* **Task instructions**:
[a] Name every kind of "wintery" work that the Biodiversity Assistant post below gives as an example of task-day jobs.
[b] In the Biodiversity Assistant post below, how long had the writer volunteered with SNCV before taking the role?

## Begin Selected text

Sutton Nature Conservation Volunteers and London Borough of Sutton’s Biodiversity team are looking for a second Biodiversity Assistant.
I have been in the role for a good few months now and am enjoying it immensely. Here’s why you should join me…
Since October I have been helping the Biodiversity team in their duties from leading volunteer task days to admin and paperwork in the office. The second part may sound a little boring but it has opened my eyes to the ‘behind the scenes’ work that accompanies the practical conservation that Sutton Nature Conservation Volunteers help to carry out.
Personally it has thus far been a valuable learning experience. I had a little insight of the work I would be undertaking from talking to the Biodiversity team and my previous volunteering with SNCV, but was not aware of the immensity of the work undertaken by them.
I came to be the Biodiversity Assistant after over a year of volunteering experience with SNCV, so I was already familiar with the types of practical work done throughout the year and it has been thoroughly rewarding to get more involved with the organisation and leading of task days with the volunteers, learning new skills along the way.
Our task days involve a variety of activities, changing with the seasons. Since October we have of course been doing more ‘wintery’ work (which you can mentally exchange with ‘hard’ work) such as reed pulling, coppicing and felling. These jobs may well be hard, but they are certainly satisfying. Looking back at a newly created laund reduced from thick foliage, or an icy pond once dense with reeds at the end of the day is a great feeling.
While I have enjoyed these jobs very much, there’s a part of me (my back, mainly) that is looking forward to the survey season of spring and early summer! Just don’t remind me about the heavy raking work when it’s time for the meadows to be cut.

## End Selected text
## Begin Data block

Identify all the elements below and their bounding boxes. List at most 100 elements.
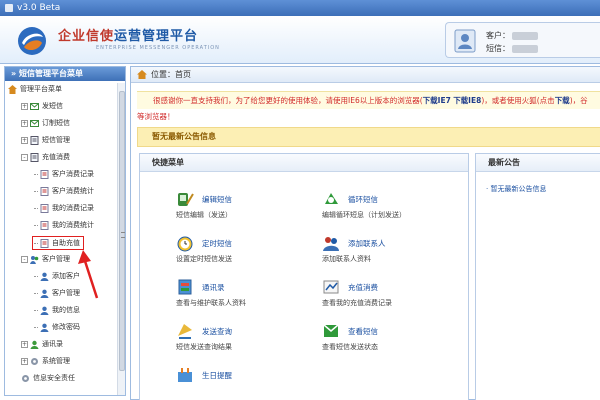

## End Data block

* **Task results**:
[a] Reed pulling, coppicing and felling.

[b] Over a year.